Parts of the exercise -
A: Return the portion of the Winnie the Pooh essay that opens with the words containing "One afternoon as" and closes with "busy Washington DC.", copied word for word.
B: Supply the next part of the essay on Winnie the Pooh and alternative visions, picking up right after its final sentence.
>> Begin Text excerpt
Winnie the Pooh and the Need for Alternative Visions

Winnie the Pooh and the Need for Alternative Visions February 6, 2017

Winnie the Pooh and the Need for Alternative Visions

A little over four years ago, I conceived the possibility of a “Gospel According to Winnie the Pooh.” At the time, my wife and I had left bucolic Lancaster, Pennsylvania to return to Washington DC to help my son and daughter in law in the wake of the birth of their second grandchild. We relocated to a grand 20 story high rise just off the major thoroughfares into Washington DC. It was all hustle and bustle, and though I loved the city, I longed for a quiet place.

One afternoon as I was carting my then two year old eldest grandson around Friendship Heights, on the edge of DC, we discovered a patch of green, a grove of trees, and a little stream that became for us the One Acre Wood. In the midst of high rises, a boy and his grandfather could find a place to spin dreams and nurture our imaginations. In the One Acre Wood, we talked about Winnie the Pooh, Piglet, and the rest of the gang, and created our own little word in the midst of busy Washington DC.

My other inspiration was the hubbub of the nation’s capital – the gridlock, the partisanship, the polarization, and the inability of people with differing viewpoints to have civil conversations. In contrast, the 100 Aker Wood described a Peaceable Realm, where creatures made mistakes, were occasionally small minded and xenophobic, but then recovered their vision and relationships in face to face encounters.
>> End Text excerpt
>> Begin Data entries
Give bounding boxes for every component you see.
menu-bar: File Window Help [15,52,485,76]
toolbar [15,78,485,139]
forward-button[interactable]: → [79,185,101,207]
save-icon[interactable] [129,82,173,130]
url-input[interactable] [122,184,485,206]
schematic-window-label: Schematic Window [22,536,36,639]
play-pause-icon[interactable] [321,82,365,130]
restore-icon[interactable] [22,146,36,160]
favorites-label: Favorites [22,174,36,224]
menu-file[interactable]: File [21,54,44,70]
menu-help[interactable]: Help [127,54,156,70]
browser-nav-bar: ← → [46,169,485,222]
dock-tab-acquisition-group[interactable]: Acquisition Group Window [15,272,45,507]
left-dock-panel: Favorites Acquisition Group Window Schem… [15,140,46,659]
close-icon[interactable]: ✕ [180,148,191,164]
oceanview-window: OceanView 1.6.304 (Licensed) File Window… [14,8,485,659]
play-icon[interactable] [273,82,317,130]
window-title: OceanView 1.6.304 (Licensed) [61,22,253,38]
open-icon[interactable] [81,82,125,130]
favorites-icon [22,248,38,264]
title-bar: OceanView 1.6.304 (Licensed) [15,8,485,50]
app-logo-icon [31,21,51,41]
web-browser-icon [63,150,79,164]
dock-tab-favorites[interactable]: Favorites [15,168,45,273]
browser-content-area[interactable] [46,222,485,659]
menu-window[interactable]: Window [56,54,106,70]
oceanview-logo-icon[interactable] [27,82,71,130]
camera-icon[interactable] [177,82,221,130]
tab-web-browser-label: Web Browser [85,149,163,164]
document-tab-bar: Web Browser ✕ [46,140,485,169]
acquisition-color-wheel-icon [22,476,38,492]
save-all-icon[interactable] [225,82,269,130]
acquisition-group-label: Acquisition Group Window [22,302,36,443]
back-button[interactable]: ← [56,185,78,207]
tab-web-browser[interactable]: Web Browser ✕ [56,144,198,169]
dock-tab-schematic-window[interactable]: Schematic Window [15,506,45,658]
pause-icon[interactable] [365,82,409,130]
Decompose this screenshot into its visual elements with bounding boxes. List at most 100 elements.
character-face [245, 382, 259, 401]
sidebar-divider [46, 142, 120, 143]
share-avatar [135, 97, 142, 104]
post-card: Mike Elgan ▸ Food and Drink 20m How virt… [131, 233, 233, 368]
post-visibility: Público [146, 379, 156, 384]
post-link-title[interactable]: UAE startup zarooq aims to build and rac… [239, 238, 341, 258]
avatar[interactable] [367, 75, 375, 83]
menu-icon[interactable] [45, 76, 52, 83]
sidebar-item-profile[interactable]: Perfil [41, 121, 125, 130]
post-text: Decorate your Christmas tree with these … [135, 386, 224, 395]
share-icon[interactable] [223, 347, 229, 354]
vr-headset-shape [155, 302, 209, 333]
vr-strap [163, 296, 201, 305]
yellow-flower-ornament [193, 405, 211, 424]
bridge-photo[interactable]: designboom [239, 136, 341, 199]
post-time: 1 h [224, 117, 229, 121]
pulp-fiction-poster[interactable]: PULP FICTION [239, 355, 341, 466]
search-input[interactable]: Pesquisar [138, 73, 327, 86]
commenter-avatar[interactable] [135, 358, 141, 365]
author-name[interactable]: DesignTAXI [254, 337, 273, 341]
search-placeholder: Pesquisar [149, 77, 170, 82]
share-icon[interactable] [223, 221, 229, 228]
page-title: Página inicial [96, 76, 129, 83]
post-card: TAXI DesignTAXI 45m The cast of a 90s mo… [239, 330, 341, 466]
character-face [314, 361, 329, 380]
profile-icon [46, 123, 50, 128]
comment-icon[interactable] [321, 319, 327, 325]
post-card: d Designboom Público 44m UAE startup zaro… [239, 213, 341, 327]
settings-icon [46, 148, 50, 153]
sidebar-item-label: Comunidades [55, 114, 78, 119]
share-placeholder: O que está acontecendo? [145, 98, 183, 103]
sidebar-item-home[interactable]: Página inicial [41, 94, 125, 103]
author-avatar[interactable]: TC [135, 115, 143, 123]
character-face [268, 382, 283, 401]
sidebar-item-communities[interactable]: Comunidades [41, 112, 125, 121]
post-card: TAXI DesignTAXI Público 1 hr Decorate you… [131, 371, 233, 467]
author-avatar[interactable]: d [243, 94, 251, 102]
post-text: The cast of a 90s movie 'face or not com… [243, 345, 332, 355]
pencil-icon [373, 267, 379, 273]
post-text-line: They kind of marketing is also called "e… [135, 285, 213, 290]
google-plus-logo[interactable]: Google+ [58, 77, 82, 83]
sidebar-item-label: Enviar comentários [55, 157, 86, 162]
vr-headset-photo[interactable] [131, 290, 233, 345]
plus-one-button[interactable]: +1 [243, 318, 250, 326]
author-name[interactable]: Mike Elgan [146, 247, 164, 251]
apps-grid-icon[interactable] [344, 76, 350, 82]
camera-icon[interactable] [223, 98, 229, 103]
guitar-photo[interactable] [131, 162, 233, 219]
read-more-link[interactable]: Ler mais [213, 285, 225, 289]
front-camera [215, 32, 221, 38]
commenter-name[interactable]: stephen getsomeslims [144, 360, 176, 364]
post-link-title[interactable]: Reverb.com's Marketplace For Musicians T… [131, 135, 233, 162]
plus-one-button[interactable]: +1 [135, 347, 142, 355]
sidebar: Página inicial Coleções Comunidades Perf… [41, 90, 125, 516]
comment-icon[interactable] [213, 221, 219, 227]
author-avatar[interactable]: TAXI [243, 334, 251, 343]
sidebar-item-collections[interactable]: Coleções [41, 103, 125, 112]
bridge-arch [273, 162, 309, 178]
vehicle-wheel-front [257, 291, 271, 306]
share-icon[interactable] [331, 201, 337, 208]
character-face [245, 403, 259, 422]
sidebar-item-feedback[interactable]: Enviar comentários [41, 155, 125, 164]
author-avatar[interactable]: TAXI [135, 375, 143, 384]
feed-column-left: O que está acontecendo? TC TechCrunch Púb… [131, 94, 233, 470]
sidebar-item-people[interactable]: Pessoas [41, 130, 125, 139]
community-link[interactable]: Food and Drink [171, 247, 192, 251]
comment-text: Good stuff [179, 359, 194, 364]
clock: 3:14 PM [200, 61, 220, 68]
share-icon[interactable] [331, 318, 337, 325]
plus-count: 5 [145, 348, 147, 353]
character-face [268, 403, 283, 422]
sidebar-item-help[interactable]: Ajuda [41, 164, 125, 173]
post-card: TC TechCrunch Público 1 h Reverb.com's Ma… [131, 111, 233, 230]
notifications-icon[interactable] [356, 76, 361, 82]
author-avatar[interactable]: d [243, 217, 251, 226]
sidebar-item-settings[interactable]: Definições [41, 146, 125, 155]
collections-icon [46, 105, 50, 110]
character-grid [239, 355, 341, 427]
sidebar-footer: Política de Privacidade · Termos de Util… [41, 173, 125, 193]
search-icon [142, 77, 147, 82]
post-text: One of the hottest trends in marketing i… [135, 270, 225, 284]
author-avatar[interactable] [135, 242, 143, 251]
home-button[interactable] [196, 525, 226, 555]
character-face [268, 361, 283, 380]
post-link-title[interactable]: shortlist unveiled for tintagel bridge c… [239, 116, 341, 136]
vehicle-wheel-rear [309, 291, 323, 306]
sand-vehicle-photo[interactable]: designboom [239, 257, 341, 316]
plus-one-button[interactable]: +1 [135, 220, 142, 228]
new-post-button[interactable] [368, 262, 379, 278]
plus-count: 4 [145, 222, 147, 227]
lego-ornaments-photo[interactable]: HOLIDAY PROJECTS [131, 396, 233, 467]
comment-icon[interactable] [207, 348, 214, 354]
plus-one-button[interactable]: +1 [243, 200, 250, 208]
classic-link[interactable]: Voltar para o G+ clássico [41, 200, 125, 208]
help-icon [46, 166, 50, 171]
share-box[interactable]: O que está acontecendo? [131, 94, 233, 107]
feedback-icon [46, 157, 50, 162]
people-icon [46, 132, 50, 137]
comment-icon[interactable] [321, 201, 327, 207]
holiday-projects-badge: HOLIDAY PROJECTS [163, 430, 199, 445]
>> End Data entries
Answers by task -
A:
One afternoon as I was carting my then two year old eldest grandson around Friendship Heights, on the edge of DC, we discovered a patch of green, a grove of trees, and a little stream that became for us the One Acre Wood. In the midst of high rises, a boy and his grandfather could find a place to spin dreams and nurture our imaginations. In the One Acre Wood, we talked about Winnie the Pooh, Piglet, and the rest of the gang, and created our own little word in the midst of busy Washington DC.

B:
The “Gospel According to Winnie the Pooh” highlights the need for alternative visions. An alternative vision is not an “alternative fact,” or contrary falsehood parading as truth, but a new way of seeing, a contrast with the way things are being done or visualized in the larger world. The alternative vision of the 100 Aker Wood contrasts with name calling, bullying, demeaning, and dividing. It recognizes differences and unique perspectives but sees them as secondary to maintaining positive relationships. Difference can be beautiful. It can challenge and surprise, and sometimes create awkward encounters, but if we prize relationships then the differences of Venus and Mars, conservatives and liberals, activists and contemplatives, can provide new insights if we’re willing to look for common ground.

In the 100 Aker Wood, common ground is found in honoring relationships. Maybe Tigger needs to be unbounced from time to time, maybe we get to know Kanga and Roo as newcomers before fully accepting them into community, maybe Eeyore needs to lighten up, maybe Rabbit needs to let go of control, and Owl listen more, but all these differences lead to contrast and not division. They are all part of the aesthetic whole, the tapestry of life, that makes for creative and enduring community.

At our best, we celebrate in the United States E pluribus unum, from many one, and that is the spirit of the Wood and of a healthy community that builds bridges not walls, respects the gifts of diversity, and welcomes strangers.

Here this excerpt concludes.